▸ Exercise brief: Copy out each of the following lines exactly as it appears.

Layout region lines:

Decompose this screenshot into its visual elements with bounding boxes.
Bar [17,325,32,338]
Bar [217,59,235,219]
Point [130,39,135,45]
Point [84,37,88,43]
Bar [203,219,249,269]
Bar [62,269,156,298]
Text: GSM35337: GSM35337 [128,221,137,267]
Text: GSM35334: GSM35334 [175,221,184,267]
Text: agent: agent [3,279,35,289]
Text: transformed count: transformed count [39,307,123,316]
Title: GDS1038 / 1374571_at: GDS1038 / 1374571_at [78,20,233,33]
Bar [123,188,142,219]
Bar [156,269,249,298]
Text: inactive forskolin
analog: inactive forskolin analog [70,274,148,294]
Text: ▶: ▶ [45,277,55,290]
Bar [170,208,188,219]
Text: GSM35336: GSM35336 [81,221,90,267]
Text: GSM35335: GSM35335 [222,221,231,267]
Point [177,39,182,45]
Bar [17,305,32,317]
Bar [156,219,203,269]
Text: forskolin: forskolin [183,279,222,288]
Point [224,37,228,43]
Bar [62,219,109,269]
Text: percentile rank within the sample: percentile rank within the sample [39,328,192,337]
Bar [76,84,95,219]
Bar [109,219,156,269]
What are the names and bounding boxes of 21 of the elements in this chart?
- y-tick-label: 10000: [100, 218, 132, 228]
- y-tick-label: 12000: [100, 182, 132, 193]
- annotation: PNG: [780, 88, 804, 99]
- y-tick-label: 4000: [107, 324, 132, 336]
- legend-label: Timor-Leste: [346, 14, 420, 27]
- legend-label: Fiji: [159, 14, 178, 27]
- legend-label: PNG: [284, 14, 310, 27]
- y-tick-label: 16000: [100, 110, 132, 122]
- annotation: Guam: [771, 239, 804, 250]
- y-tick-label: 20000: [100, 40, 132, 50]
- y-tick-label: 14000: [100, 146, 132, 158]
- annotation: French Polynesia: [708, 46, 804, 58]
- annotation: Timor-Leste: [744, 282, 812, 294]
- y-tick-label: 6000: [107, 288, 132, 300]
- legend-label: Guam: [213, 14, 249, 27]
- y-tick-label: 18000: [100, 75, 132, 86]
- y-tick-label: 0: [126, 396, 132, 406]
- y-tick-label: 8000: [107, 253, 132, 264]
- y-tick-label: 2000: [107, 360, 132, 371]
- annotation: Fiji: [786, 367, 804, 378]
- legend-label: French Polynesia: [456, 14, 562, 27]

▸ Output of the task:
Decompose this screenshot into its visual elements with bounding boxes.
Bar [17,325,32,338]
Bar [217,59,235,219]
Point [130,39,135,45]
Point [84,37,88,43]
Bar [203,219,249,269]
Bar [62,269,156,298]
Text: GSM35337: GSM35337 [128,221,137,267]
Text: GSM35334: GSM35334 [175,221,184,267]
Text: agent: agent [3,279,35,289]
Text: transformed count: transformed count [39,307,123,316]
Title: GDS1038 / 1374571_at: GDS1038 / 1374571_at [78,20,233,33]
Bar [123,188,142,219]
Bar [156,269,249,298]
Text: inactive forskolin
analog: inactive forskolin analog [70,274,148,294]
Text: ▶: ▶ [45,277,55,290]
Bar [170,208,188,219]
Text: GSM35336: GSM35336 [81,221,90,267]
Text: GSM35335: GSM35335 [222,221,231,267]
Point [177,39,182,45]
Bar [17,305,32,317]
Bar [156,219,203,269]
Text: forskolin: forskolin [183,279,222,288]
Point [224,37,228,43]
Bar [62,219,109,269]
Text: percentile rank within the sample: percentile rank within the sample [39,328,192,337]
Bar [76,84,95,219]
Bar [109,219,156,269]
What are the names and bounding boxes of 21 of the elements in this chart?
- y-tick-label: 10000: [100, 218, 132, 228]
- y-tick-label: 12000: [100, 182, 132, 193]
- annotation: PNG: [780, 88, 804, 99]
- y-tick-label: 4000: [107, 324, 132, 336]
- legend-label: Timor-Leste: [346, 14, 420, 27]
- legend-label: Fiji: [159, 14, 178, 27]
- legend-label: PNG: [284, 14, 310, 27]
- y-tick-label: 16000: [100, 110, 132, 122]
- annotation: Guam: [771, 239, 804, 250]
- y-tick-label: 20000: [100, 40, 132, 50]
- y-tick-label: 14000: [100, 146, 132, 158]
- annotation: French Polynesia: [708, 46, 804, 58]
- annotation: Timor-Leste: [744, 282, 812, 294]
- y-tick-label: 6000: [107, 288, 132, 300]
- legend-label: Guam: [213, 14, 249, 27]
- y-tick-label: 18000: [100, 75, 132, 86]
- y-tick-label: 0: [126, 396, 132, 406]
- y-tick-label: 8000: [107, 253, 132, 264]
- y-tick-label: 2000: [107, 360, 132, 371]
- annotation: Fiji: [786, 367, 804, 378]
- legend-label: French Polynesia: [456, 14, 562, 27]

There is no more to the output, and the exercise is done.